* _GIVEN RECORDS_:
====================

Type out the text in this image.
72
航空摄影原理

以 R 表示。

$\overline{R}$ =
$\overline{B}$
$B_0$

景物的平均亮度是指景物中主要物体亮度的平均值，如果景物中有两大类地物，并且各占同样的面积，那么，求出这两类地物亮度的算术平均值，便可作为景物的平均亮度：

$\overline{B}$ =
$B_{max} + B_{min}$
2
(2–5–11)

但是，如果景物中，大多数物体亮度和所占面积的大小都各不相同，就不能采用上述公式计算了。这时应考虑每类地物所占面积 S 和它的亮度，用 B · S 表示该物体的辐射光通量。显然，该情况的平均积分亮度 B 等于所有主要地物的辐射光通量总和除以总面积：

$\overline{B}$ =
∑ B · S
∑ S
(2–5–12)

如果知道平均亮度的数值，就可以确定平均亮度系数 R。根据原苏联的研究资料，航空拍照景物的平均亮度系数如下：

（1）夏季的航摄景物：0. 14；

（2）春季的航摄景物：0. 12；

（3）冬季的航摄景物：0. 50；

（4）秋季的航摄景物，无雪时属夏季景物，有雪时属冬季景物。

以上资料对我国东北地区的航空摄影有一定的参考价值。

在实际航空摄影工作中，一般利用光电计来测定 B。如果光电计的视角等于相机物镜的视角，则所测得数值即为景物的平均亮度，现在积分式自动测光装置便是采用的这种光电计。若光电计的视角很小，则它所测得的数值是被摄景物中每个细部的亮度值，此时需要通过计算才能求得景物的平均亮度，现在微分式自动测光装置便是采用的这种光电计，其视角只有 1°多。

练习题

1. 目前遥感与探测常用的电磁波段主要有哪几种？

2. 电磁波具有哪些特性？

====================

Copy out all of the lines above exactly.

Type out the text in this image.
72
航空摄影原理

以 R 表示。

$\overline{R}$ =
$\overline{B}$
$B_0$

景物的平均亮度是指景物中主要物体亮度的平均值，如果景物中有两大类地物，并且各占同样的面积，那么，求出这两类地物亮度的算术平均值，便可作为景物的平均亮度：

$\overline{B}$ =
$B_{max} + B_{min}$
2
(2–5–11)

但是，如果景物中，大多数物体亮度和所占面积的大小都各不相同，就不能采用上述公式计算了。这时应考虑每类地物所占面积 S 和它的亮度，用 B · S 表示该物体的辐射光通量。显然，该情况的平均积分亮度 B 等于所有主要地物的辐射光通量总和除以总面积：

$\overline{B}$ =
∑ B · S
∑ S
(2–5–12)

如果知道平均亮度的数值，就可以确定平均亮度系数 R。根据原苏联的研究资料，航空拍照景物的平均亮度系数如下：

（1）夏季的航摄景物：0. 14；

（2）春季的航摄景物：0. 12；

（3）冬季的航摄景物：0. 50；

（4）秋季的航摄景物，无雪时属夏季景物，有雪时属冬季景物。

以上资料对我国东北地区的航空摄影有一定的参考价值。

在实际航空摄影工作中，一般利用光电计来测定 B。如果光电计的视角等于相机物镜的视角，则所测得数值即为景物的平均亮度，现在积分式自动测光装置便是采用的这种光电计。若光电计的视角很小，则它所测得的数值是被摄景物中每个细部的亮度值，此时需要通过计算才能求得景物的平均亮度，现在微分式自动测光装置便是采用的这种光电计，其视角只有 1°多。

练习题

1. 目前遥感与探测常用的电磁波段主要有哪几种？

2. 电磁波具有哪些特性？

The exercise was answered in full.